▶ **WHAT IS REQUIRED**
Show every line where "title" occurs.

▶ **RECORDS SUPPLIED**
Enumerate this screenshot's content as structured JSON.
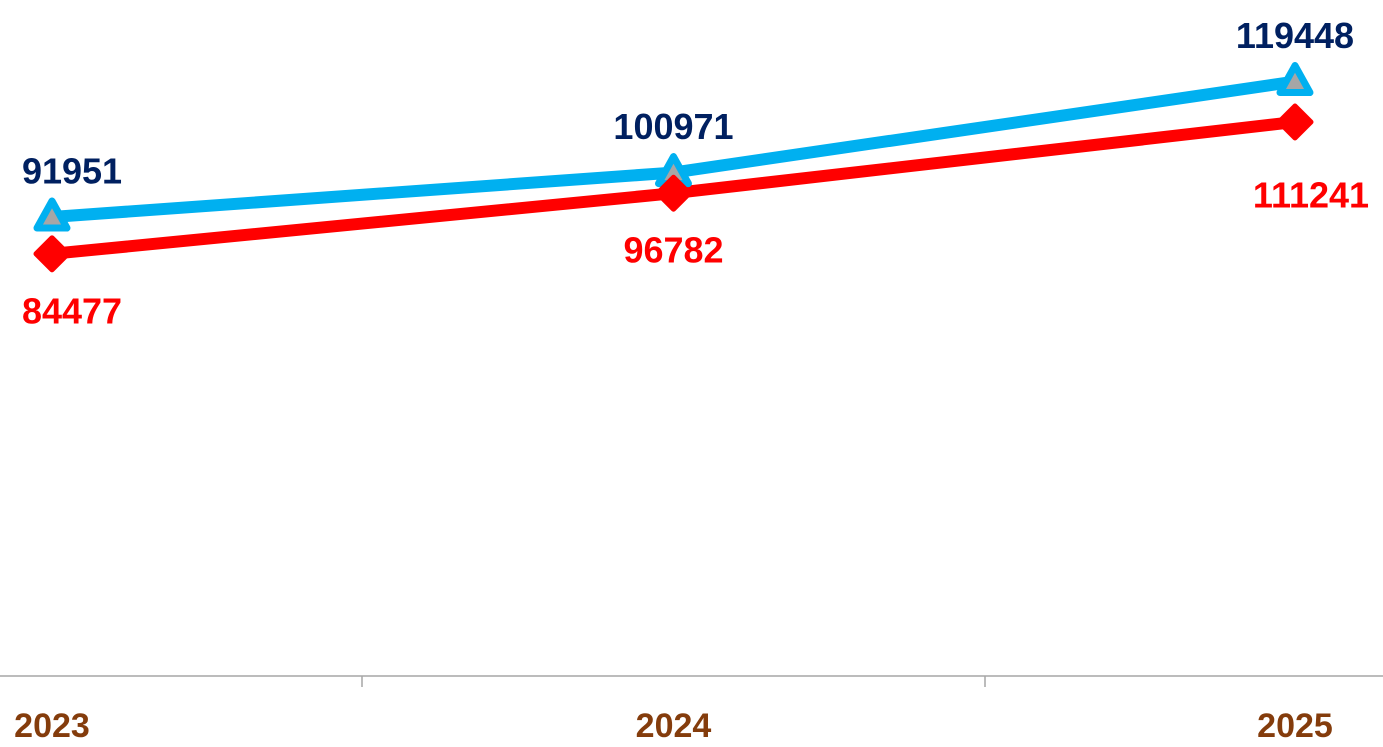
{
  "chart_data": {
    "type": "line",
    "categories": [
      "2023",
      "2024",
      "2025"
    ],
    "series": [
      {
        "color": "#00b0f0",
        "label_color": "#002060",
        "marker": "triangle",
        "values": [
          91951,
          100971,
          119448
        ]
      },
      {
        "color": "#ff0000",
        "label_color": "#ff0000",
        "marker": "diamond",
        "values": [
          84477,
          96782,
          111241
        ]
      }
    ],
    "category_label_color": "#843c0c",
    "ylim": [
      0,
      136000
    ]
  }
}
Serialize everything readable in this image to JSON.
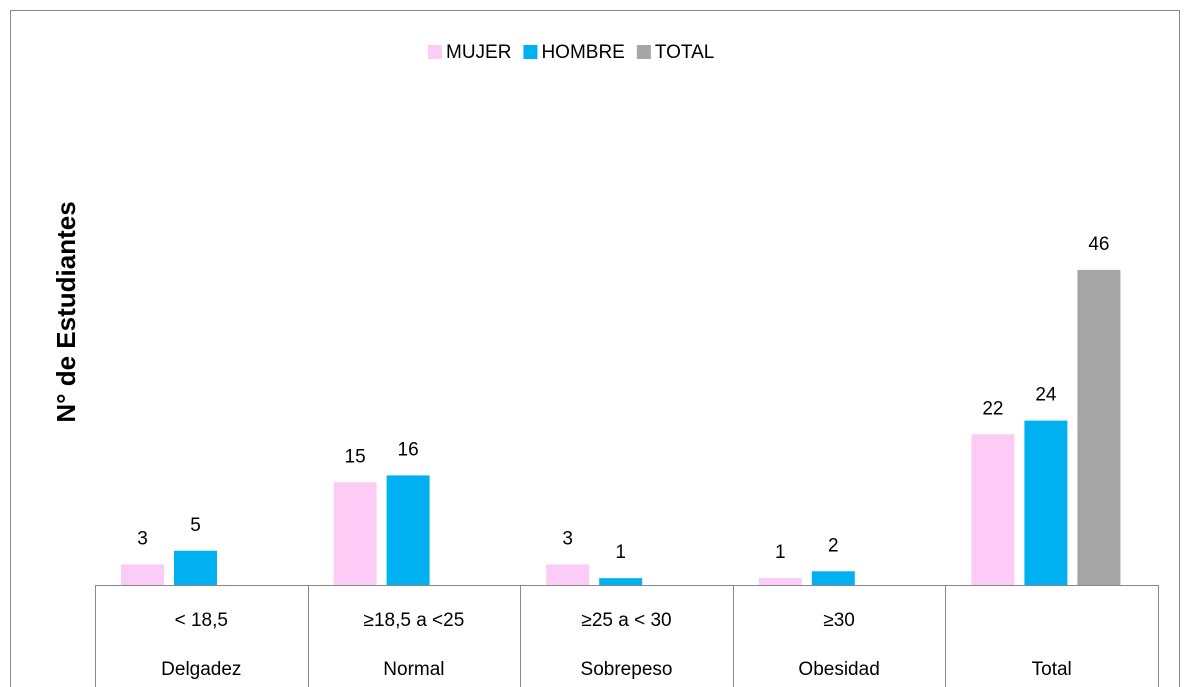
{
  "chart_data": {
    "type": "bar",
    "ylabel": "N° de Estudiantes",
    "categories": [
      "Delgadez",
      "Normal",
      "Sobrepeso",
      "Obesidad",
      "Total"
    ],
    "ranges": [
      "< 18,5",
      "≥18,5 a <25",
      "≥25 a < 30",
      "≥30",
      null
    ],
    "series": [
      {
        "name": "MUJER",
        "color": "#fccbf6",
        "values": [
          3,
          15,
          3,
          1,
          22
        ]
      },
      {
        "name": "HOMBRE",
        "color": "#00b0f0",
        "values": [
          5,
          16,
          1,
          2,
          24
        ]
      },
      {
        "name": "TOTAL",
        "color": "#a6a6a6",
        "values": [
          null,
          null,
          null,
          null,
          46
        ]
      }
    ],
    "ylim": [
      0,
      50
    ],
    "legend": "top"
  }
}
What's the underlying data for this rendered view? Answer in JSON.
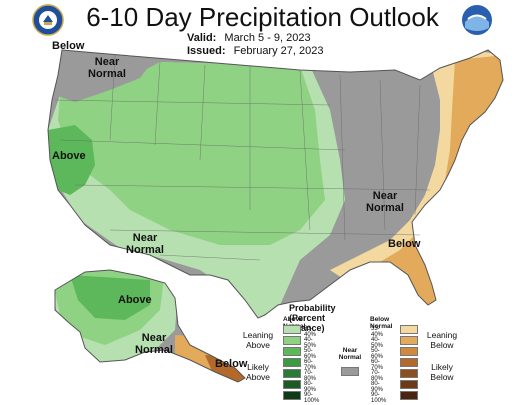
{
  "header": {
    "title": "6-10 Day Precipitation Outlook",
    "valid_label": "Valid:",
    "valid_value": "March 5 - 9, 2023",
    "issued_label": "Issued:",
    "issued_value": "February 27, 2023"
  },
  "map_labels": {
    "below_nw": "Below",
    "near_normal_nw": "Near Normal",
    "above_ca": "Above",
    "near_normal_sw": "Near Normal",
    "near_normal_ohio": "Near Normal",
    "below_se": "Below",
    "above_ak": "Above",
    "near_normal_ak": "Near Normal",
    "below_ak": "Below"
  },
  "legend": {
    "title": "Probability (Percent Chance)",
    "above_header": "Above Normal",
    "below_header": "Below Normal",
    "near_header": "Near Normal",
    "leaning_above": "Leaning Above",
    "likely_above": "Likely Above",
    "leaning_below": "Leaning Below",
    "likely_below": "Likely Below",
    "ranges": [
      "33-40%",
      "40-50%",
      "50-60%",
      "60-70%",
      "70-80%",
      "80-90%",
      "90-100%"
    ],
    "above_colors": [
      "#b6e0b0",
      "#8fd283",
      "#5cb85a",
      "#3c9a44",
      "#2a7b37",
      "#1c5b26",
      "#0e3a14"
    ],
    "below_colors": [
      "#f3d9a0",
      "#e2aa5a",
      "#d18a3d",
      "#b2692b",
      "#8c4f1f",
      "#6c3a17",
      "#4a2410"
    ],
    "near_color": "#9a9a9a"
  },
  "colors": {
    "above_light": "#b6e0b0",
    "above_mid": "#8fd283",
    "above_dark": "#5cb85a",
    "below_light": "#f3d9a0",
    "below_mid": "#e2aa5a",
    "below_dark": "#d18a3d",
    "near": "#9a9a9a"
  }
}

▶ **RESULT OF THE EXERCISE**
    "title": "6-10 Day Precipitation Outlook",
    "title": "Probability (Percent Chance)",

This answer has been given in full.